Problem: Leave out the pictures and copy everything else below exactly.

Stored items
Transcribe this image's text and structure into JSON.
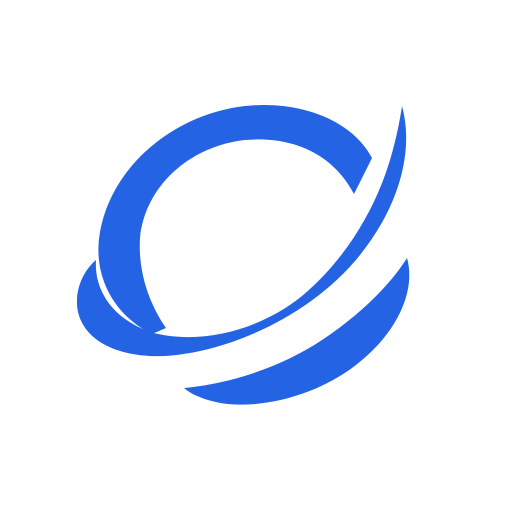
{
  "logo": {
    "icon": "planet-ring-logo-icon",
    "color": "#2563E5",
    "background": "#FFFFFF"
  }
}
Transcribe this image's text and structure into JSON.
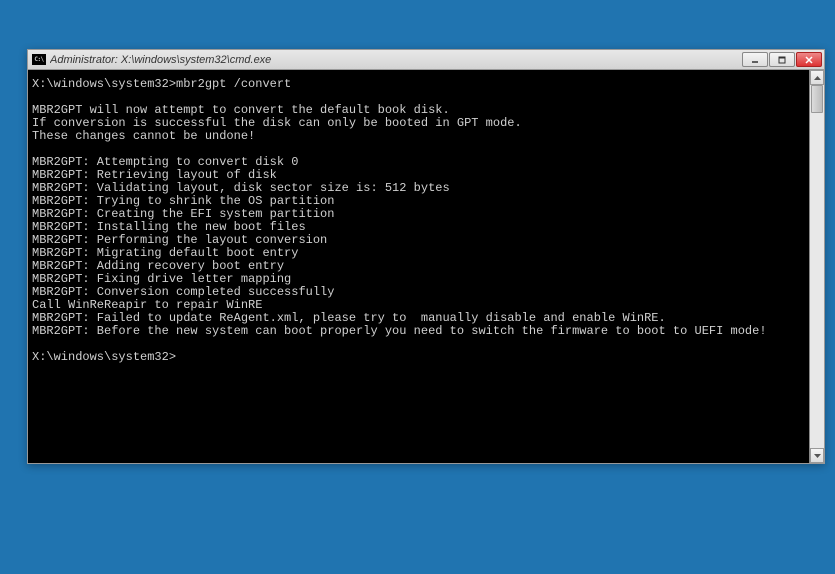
{
  "window": {
    "icon_text": "C:\\",
    "title": "Administrator: X:\\windows\\system32\\cmd.exe"
  },
  "terminal": {
    "lines": [
      "X:\\windows\\system32>mbr2gpt /convert",
      "",
      "MBR2GPT will now attempt to convert the default book disk.",
      "If conversion is successful the disk can only be booted in GPT mode.",
      "These changes cannot be undone!",
      "",
      "MBR2GPT: Attempting to convert disk 0",
      "MBR2GPT: Retrieving layout of disk",
      "MBR2GPT: Validating layout, disk sector size is: 512 bytes",
      "MBR2GPT: Trying to shrink the OS partition",
      "MBR2GPT: Creating the EFI system partition",
      "MBR2GPT: Installing the new boot files",
      "MBR2GPT: Performing the layout conversion",
      "MBR2GPT: Migrating default boot entry",
      "MBR2GPT: Adding recovery boot entry",
      "MBR2GPT: Fixing drive letter mapping",
      "MBR2GPT: Conversion completed successfully",
      "Call WinReReapir to repair WinRE",
      "MBR2GPT: Failed to update ReAgent.xml, please try to  manually disable and enable WinRE.",
      "MBR2GPT: Before the new system can boot properly you need to switch the firmware to boot to UEFI mode!",
      "",
      "X:\\windows\\system32>"
    ]
  }
}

Answer to this problem:
Transcribe this image's text and structure into JSON.
{
  "logo": {
    "icon": "planet-ring-logo-icon",
    "color": "#2563E5",
    "background": "#FFFFFF"
  }
}
Transcribe this image's text and structure into JSON.
{
  "window": {
    "icon_text": "C:\\",
    "title": "Administrator: X:\\windows\\system32\\cmd.exe"
  },
  "terminal": {
    "lines": [
      "X:\\windows\\system32>mbr2gpt /convert",
      "",
      "MBR2GPT will now attempt to convert the default book disk.",
      "If conversion is successful the disk can only be booted in GPT mode.",
      "These changes cannot be undone!",
      "",
      "MBR2GPT: Attempting to convert disk 0",
      "MBR2GPT: Retrieving layout of disk",
      "MBR2GPT: Validating layout, disk sector size is: 512 bytes",
      "MBR2GPT: Trying to shrink the OS partition",
      "MBR2GPT: Creating the EFI system partition",
      "MBR2GPT: Installing the new boot files",
      "MBR2GPT: Performing the layout conversion",
      "MBR2GPT: Migrating default boot entry",
      "MBR2GPT: Adding recovery boot entry",
      "MBR2GPT: Fixing drive letter mapping",
      "MBR2GPT: Conversion completed successfully",
      "Call WinReReapir to repair WinRE",
      "MBR2GPT: Failed to update ReAgent.xml, please try to  manually disable and enable WinRE.",
      "MBR2GPT: Before the new system can boot properly you need to switch the firmware to boot to UEFI mode!",
      "",
      "X:\\windows\\system32>"
    ]
  }
}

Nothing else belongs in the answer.